> _AIM_
Each line below is to be written out in full, exactly as shown.
··· RECORDS FOR THE TASK
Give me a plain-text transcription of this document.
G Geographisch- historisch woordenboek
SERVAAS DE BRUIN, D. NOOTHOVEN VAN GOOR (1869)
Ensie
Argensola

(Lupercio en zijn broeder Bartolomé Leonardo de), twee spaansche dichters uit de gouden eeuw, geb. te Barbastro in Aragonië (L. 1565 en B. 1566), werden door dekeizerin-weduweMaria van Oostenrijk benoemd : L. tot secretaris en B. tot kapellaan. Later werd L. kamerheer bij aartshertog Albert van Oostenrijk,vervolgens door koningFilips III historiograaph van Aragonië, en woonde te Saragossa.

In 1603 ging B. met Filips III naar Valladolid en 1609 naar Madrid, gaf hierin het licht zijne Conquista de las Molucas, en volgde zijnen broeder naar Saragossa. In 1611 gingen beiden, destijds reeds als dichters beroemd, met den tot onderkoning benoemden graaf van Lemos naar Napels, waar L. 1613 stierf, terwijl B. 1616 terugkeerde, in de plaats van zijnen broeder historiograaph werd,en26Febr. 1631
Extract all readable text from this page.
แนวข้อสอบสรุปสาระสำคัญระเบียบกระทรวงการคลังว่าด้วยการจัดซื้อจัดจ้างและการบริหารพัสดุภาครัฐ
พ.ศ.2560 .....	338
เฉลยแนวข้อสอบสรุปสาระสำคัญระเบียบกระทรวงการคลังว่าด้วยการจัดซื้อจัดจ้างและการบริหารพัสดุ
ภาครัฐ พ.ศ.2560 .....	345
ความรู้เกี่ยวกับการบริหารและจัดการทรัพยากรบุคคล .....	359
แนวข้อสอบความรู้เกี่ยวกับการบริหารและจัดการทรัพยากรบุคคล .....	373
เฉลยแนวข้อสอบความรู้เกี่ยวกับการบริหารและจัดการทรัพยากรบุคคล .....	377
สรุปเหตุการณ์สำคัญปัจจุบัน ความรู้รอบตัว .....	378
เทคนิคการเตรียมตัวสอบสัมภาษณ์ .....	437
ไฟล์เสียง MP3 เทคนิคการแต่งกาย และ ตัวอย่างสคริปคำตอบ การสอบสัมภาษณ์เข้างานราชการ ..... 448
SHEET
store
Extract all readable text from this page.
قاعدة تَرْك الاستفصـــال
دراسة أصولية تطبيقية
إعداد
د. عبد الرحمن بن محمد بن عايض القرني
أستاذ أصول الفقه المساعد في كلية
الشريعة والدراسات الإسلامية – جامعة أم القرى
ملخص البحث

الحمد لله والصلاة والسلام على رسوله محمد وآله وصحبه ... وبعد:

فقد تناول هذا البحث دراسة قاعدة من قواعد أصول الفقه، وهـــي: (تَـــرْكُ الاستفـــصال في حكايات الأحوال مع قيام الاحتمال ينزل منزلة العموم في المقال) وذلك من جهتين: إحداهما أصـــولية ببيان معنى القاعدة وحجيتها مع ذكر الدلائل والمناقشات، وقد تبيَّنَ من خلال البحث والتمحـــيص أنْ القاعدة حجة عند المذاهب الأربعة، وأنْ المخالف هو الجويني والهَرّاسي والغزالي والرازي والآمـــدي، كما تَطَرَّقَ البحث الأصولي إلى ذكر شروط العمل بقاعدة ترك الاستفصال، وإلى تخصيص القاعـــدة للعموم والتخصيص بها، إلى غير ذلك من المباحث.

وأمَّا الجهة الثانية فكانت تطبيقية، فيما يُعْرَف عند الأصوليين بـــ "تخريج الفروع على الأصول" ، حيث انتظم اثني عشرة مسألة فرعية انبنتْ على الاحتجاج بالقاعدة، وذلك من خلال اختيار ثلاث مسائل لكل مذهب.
······
> _WRITTEN SOLUTION_
Give me a plain-text transcription of this document.
G Geographisch- historisch woordenboek
SERVAAS DE BRUIN, D. NOOTHOVEN VAN GOOR (1869)
Ensie
Argensola

(Lupercio en zijn broeder Bartolomé Leonardo de), twee spaansche dichters uit de gouden eeuw, geb. te Barbastro in Aragonië (L. 1565 en B. 1566), werden door dekeizerin-weduweMaria van Oostenrijk benoemd : L. tot secretaris en B. tot kapellaan. Later werd L. kamerheer bij aartshertog Albert van Oostenrijk,vervolgens door koningFilips III historiograaph van Aragonië, en woonde te Saragossa.

In 1603 ging B. met Filips III naar Valladolid en 1609 naar Madrid, gaf hierin het licht zijne Conquista de las Molucas, en volgde zijnen broeder naar Saragossa. In 1611 gingen beiden, destijds reeds als dichters beroemd, met den tot onderkoning benoemden graaf van Lemos naar Napels, waar L. 1613 stierf, terwijl B. 1616 terugkeerde, in de plaats van zijnen broeder historiograaph werd,en26Febr. 1631
Extract all readable text from this page.
แนวข้อสอบสรุปสาระสำคัญระเบียบกระทรวงการคลังว่าด้วยการจัดซื้อจัดจ้างและการบริหารพัสดุภาครัฐ
พ.ศ.2560 .....	338
เฉลยแนวข้อสอบสรุปสาระสำคัญระเบียบกระทรวงการคลังว่าด้วยการจัดซื้อจัดจ้างและการบริหารพัสดุ
ภาครัฐ พ.ศ.2560 .....	345
ความรู้เกี่ยวกับการบริหารและจัดการทรัพยากรบุคคล .....	359
แนวข้อสอบความรู้เกี่ยวกับการบริหารและจัดการทรัพยากรบุคคล .....	373
เฉลยแนวข้อสอบความรู้เกี่ยวกับการบริหารและจัดการทรัพยากรบุคคล .....	377
สรุปเหตุการณ์สำคัญปัจจุบัน ความรู้รอบตัว .....	378
เทคนิคการเตรียมตัวสอบสัมภาษณ์ .....	437
ไฟล์เสียง MP3 เทคนิคการแต่งกาย และ ตัวอย่างสคริปคำตอบ การสอบสัมภาษณ์เข้างานราชการ ..... 448
SHEET
store
Extract all readable text from this page.
قاعدة تَرْك الاستفصـــال
دراسة أصولية تطبيقية
إعداد
د. عبد الرحمن بن محمد بن عايض القرني
أستاذ أصول الفقه المساعد في كلية
الشريعة والدراسات الإسلامية – جامعة أم القرى
ملخص البحث

الحمد لله والصلاة والسلام على رسوله محمد وآله وصحبه ... وبعد:

فقد تناول هذا البحث دراسة قاعدة من قواعد أصول الفقه، وهـــي: (تَـــرْكُ الاستفـــصال في حكايات الأحوال مع قيام الاحتمال ينزل منزلة العموم في المقال) وذلك من جهتين: إحداهما أصـــولية ببيان معنى القاعدة وحجيتها مع ذكر الدلائل والمناقشات، وقد تبيَّنَ من خلال البحث والتمحـــيص أنْ القاعدة حجة عند المذاهب الأربعة، وأنْ المخالف هو الجويني والهَرّاسي والغزالي والرازي والآمـــدي، كما تَطَرَّقَ البحث الأصولي إلى ذكر شروط العمل بقاعدة ترك الاستفصال، وإلى تخصيص القاعـــدة للعموم والتخصيص بها، إلى غير ذلك من المباحث.

وأمَّا الجهة الثانية فكانت تطبيقية، فيما يُعْرَف عند الأصوليين بـــ "تخريج الفروع على الأصول" ، حيث انتظم اثني عشرة مسألة فرعية انبنتْ على الاحتجاج بالقاعدة، وذلك من خلال اختيار ثلاث مسائل لكل مذهب.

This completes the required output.